El pueblo, aturdido y con miedo, también tiene su coartada. Se votó aquella Constitución con el aliento de un posible golpe mi­litar en la nuca. En esas condiciones psicológicas sólo pensaba en salir de la asfixia: cuatro décadas sin respirar política, y de repente se le ofrecía aire. No estaba para sopesar nada más. No podía imaginar lo que se les venía a las generaciones siguientes.

Durante años se repitió en voz baja que la política se judiciali­zaba y la justicia se politizaba. Era una frase hecha, un susurro resignado. Pero en 2025 ya no hablamos de una deriva: habla­mos del derrumbe del Estado de Derecho. Y el detonante lo ha activado el Tribunal Supremo con una sentencia que no desen­tonaría en la Alemania de 1933.

Condenan al Fiscal General, lo inhabilitan dos años y le impo­nen una indemnización grotesca de 7.500 euros. No buscan re­parar nada: buscan humillar. Humillarle a él y a todo lo que re­presenta el poder ejecutivo, hoy encarnado por un partido que para ellos ya es enemigo declarado. La fecha de publicación —20 de noviembre— es un bofetón simbólico: la justicia española homenajeando al franquismo. Ya ni disimulan. Gobiernan desde la nostalgia del totalitarismo y con la impunidad del que se sabe intocable.

Pero esta función no empieza hoy. Su raíz está en el barro de 1978. Aquella Constitución “modélica”, escrita entre franquistas reciclados y opositores domesticados, consagró lo que ahora vemos: un aparato judicial formado por miles de jueces que aprendieron derecho bajo el aliento del dictador, se acostaron servidores de la dictadura y amanecieron demócratas por de­creto. No hubo limpieza: hubo maquillaje. Y el maquillaje ter­mina siempre cuarteándose.

Ahora vemos el rostro verdadero del país: un poder judicial que nunca dejó de ser franquista en mentalidad, reflejos e ins­tinto dominador. Envalentonado, ha pasado al ataque. El primer aviso —y nadie quiso leerlo, ni periodistas, ni intelectuales— fue la ignominia del Procés, que ya dejaba claro el talante auto­ritario del estamento togado.

La sentencia contra el Fiscal no es un fallo: es una toma de po­der. Es una declaración hostil del clero laico que viste toga con­tra la democracia que finge proteger.

España está secuestrada no por militares, sino por una casta judicial que usa la ley como arma para triturar cualquier auto­nomía política que no se le arrodille. La ultraderecha no ha ne­cesitado golpear la puerta: ha delegado el golpe en los magistra­dos del Supremo, viejos guardianes del franquismo reciclados en garante institucional. Hoy las sentencias hacen lo que antes hacían los tanques.

El país que fracasó en 1978 vuelve a su cauce. España regresa a su forma predilecta de autoritarismo con olor a sacristía, na­cionalcatolicismo rejuvenecido y una élite judicial que se siente investida por Dios para decidir quién vive políticamente y quién debe ser purgado.

Esto no es un tropiezo. Es la confirmación final: el franquismo nunca murió. Hizo una pausa técnica. Y ha vuelto a ocupar su trono, togado, solemne, impune. Más peligroso que nunca.

◇ ◇ ◇ ◇

→ **Tareas por realizar**
a) Según el texto sobre la condena al Fiscal General, ¿durante cuánto tiempo queda inhabilitado el Fiscal General?
b) Reproduce del texto sobre la condena al Fiscal General el tramo que va desde "El país que" hasta "peligroso que nunca.".

→ **Datos aportados**
◇ ◇ ◇ ◇

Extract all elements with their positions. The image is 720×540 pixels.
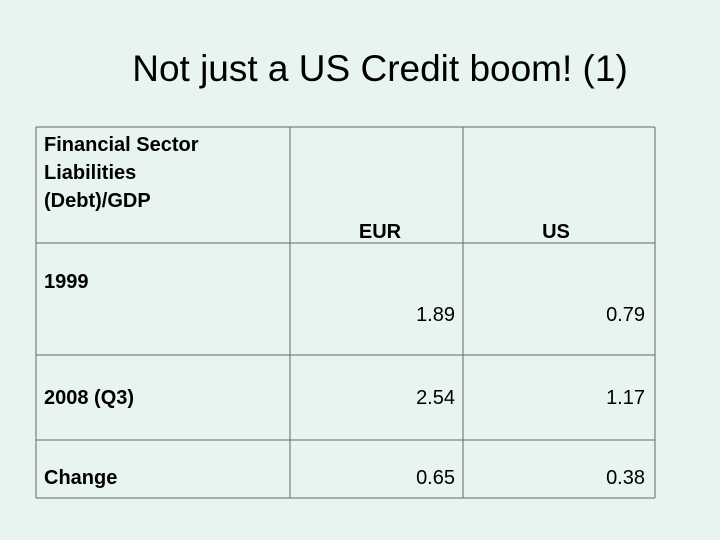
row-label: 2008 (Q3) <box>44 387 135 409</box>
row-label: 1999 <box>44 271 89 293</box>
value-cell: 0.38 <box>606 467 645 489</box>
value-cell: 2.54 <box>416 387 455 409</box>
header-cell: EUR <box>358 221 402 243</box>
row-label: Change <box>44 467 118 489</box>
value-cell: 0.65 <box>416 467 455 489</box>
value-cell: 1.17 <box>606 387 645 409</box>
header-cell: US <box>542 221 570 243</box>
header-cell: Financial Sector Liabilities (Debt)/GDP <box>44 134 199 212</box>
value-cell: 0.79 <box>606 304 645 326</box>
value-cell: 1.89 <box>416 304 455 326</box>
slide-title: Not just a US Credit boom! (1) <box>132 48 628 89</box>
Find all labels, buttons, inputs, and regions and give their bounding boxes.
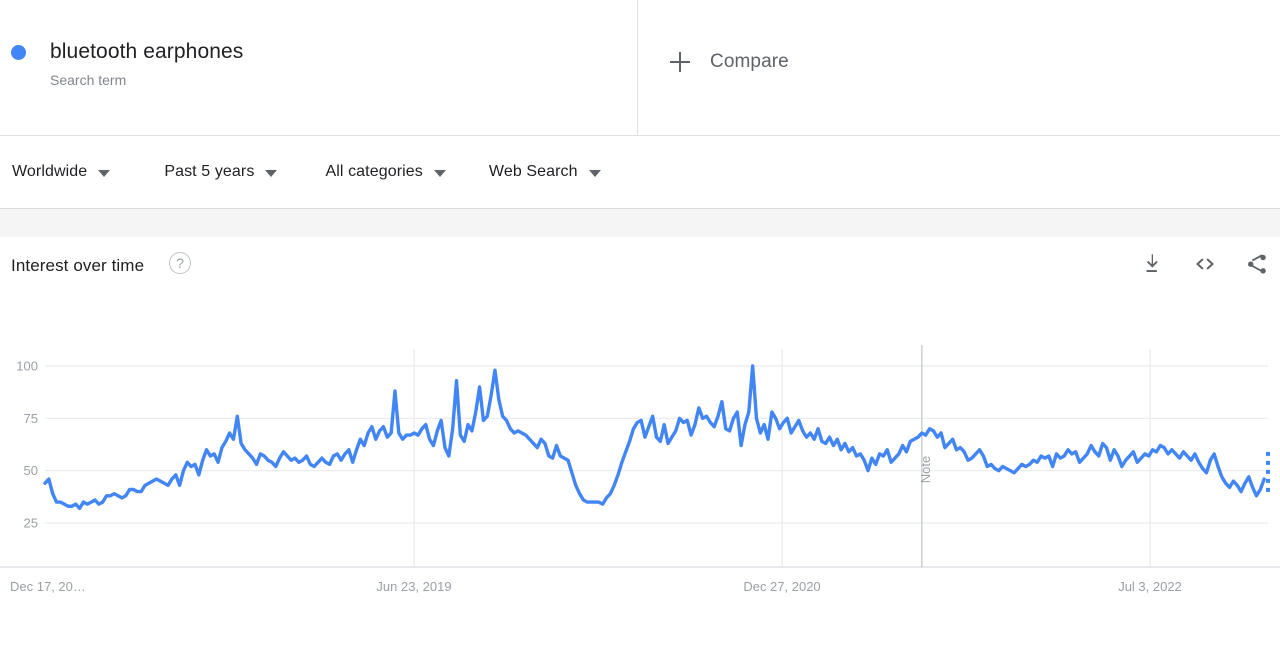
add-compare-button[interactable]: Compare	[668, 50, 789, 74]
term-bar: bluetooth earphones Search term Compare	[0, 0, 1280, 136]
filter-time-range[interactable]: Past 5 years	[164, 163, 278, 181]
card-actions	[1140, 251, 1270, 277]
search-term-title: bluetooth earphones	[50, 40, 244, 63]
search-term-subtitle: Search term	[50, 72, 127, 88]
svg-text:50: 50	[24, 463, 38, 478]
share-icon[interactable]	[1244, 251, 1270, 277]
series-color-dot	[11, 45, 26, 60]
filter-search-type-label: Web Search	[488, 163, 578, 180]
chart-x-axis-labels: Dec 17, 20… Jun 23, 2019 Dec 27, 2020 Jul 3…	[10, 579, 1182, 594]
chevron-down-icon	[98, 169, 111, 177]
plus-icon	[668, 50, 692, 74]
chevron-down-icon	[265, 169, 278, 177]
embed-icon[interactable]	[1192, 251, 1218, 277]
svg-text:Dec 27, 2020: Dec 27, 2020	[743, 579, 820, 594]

◇ ◇ ◇ ◇

→ **Soluciones por tarea**
a) Durante dos años.

b)
El país que fracasó en 1978 vuelve a su cauce. España regresa a su forma predilecta de autoritarismo con olor a sacristía, na­cionalcatolicismo rejuvenecido y una élite judicial que se siente investida por Dios para decidir quién vive políticamente y quién debe ser purgado.

Esto no es un tropiezo. Es la confirmación final: el franquismo nunca murió. Hizo una pausa técnica. Y ha vuelto a ocupar su trono, togado, solemne, impune. Más peligroso que nunca.